Information shown.
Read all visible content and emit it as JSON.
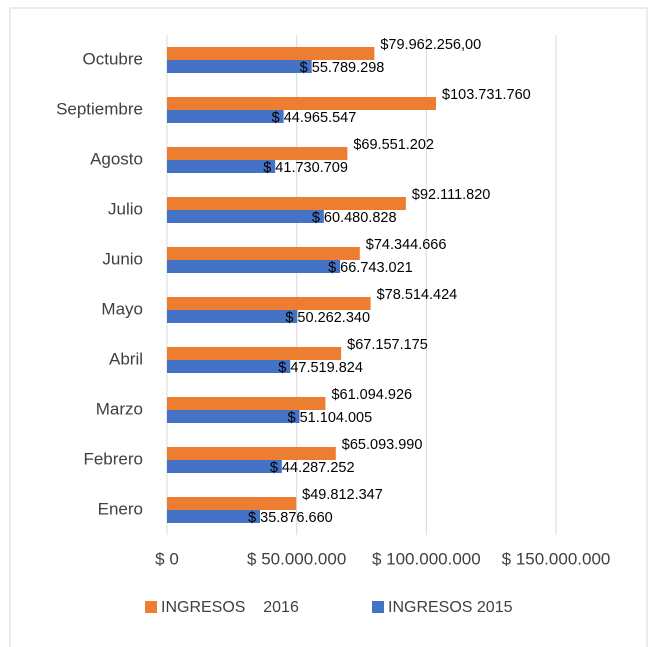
{
  "chart_data": {
    "type": "bar",
    "orientation": "horizontal",
    "categories": [
      "Enero",
      "Febrero",
      "Marzo",
      "Abril",
      "Mayo",
      "Junio",
      "Julio",
      "Agosto",
      "Septiembre",
      "Octubre"
    ],
    "series": [
      {
        "name": "INGRESOS    2016",
        "color": "#ed7d31",
        "values": [
          49812347,
          65093990,
          61094926,
          67157175,
          78514424,
          74344666,
          92111820,
          69551202,
          103731760,
          79962256
        ],
        "value_labels": [
          "$49.812.347",
          "$65.093.990",
          "$61.094.926",
          "$67.157.175",
          "$78.514.424",
          "$74.344.666",
          "$92.111.820",
          "$69.551.202",
          "$103.731.760",
          "$79.962.256,00"
        ]
      },
      {
        "name": "INGRESOS 2015",
        "color": "#4472c4",
        "values": [
          35876660,
          44287252,
          51104005,
          47519824,
          50262340,
          66743021,
          60480828,
          41730709,
          44965547,
          55789298
        ],
        "value_labels": [
          "$ 35.876.660",
          "$ 44.287.252",
          "$ 51.104.005",
          "$ 47.519.824",
          "$ 50.262.340",
          "$ 66.743.021",
          "$ 60.480.828",
          "$ 41.730.709",
          "$ 44.965.547",
          "$ 55.789.298"
        ]
      }
    ],
    "xlim": [
      0,
      150000000
    ],
    "xticks": [
      {
        "value": 0,
        "label": "$ 0"
      },
      {
        "value": 50000000,
        "label": "$ 50.000.000"
      },
      {
        "value": 100000000,
        "label": "$ 100.000.000"
      },
      {
        "value": 150000000,
        "label": "$ 150.000.000"
      }
    ],
    "grid": true,
    "legend": "bottom"
  }
}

Task requirements. Print the full listing exactly, dropping the pictures.

Written response.
Read all visible content and emit it as JSON.
{
  "chart_data": {
    "type": "bar",
    "orientation": "horizontal",
    "categories": [
      "Enero",
      "Febrero",
      "Marzo",
      "Abril",
      "Mayo",
      "Junio",
      "Julio",
      "Agosto",
      "Septiembre",
      "Octubre"
    ],
    "series": [
      {
        "name": "INGRESOS    2016",
        "color": "#ed7d31",
        "values": [
          49812347,
          65093990,
          61094926,
          67157175,
          78514424,
          74344666,
          92111820,
          69551202,
          103731760,
          79962256
        ],
        "value_labels": [
          "$49.812.347",
          "$65.093.990",
          "$61.094.926",
          "$67.157.175",
          "$78.514.424",
          "$74.344.666",
          "$92.111.820",
          "$69.551.202",
          "$103.731.760",
          "$79.962.256,00"
        ]
      },
      {
        "name": "INGRESOS 2015",
        "color": "#4472c4",
        "values": [
          35876660,
          44287252,
          51104005,
          47519824,
          50262340,
          66743021,
          60480828,
          41730709,
          44965547,
          55789298
        ],
        "value_labels": [
          "$ 35.876.660",
          "$ 44.287.252",
          "$ 51.104.005",
          "$ 47.519.824",
          "$ 50.262.340",
          "$ 66.743.021",
          "$ 60.480.828",
          "$ 41.730.709",
          "$ 44.965.547",
          "$ 55.789.298"
        ]
      }
    ],
    "xlim": [
      0,
      150000000
    ],
    "xticks": [
      {
        "value": 0,
        "label": "$ 0"
      },
      {
        "value": 50000000,
        "label": "$ 50.000.000"
      },
      {
        "value": 100000000,
        "label": "$ 100.000.000"
      },
      {
        "value": 150000000,
        "label": "$ 150.000.000"
      }
    ],
    "grid": true,
    "legend": "bottom"
  }
}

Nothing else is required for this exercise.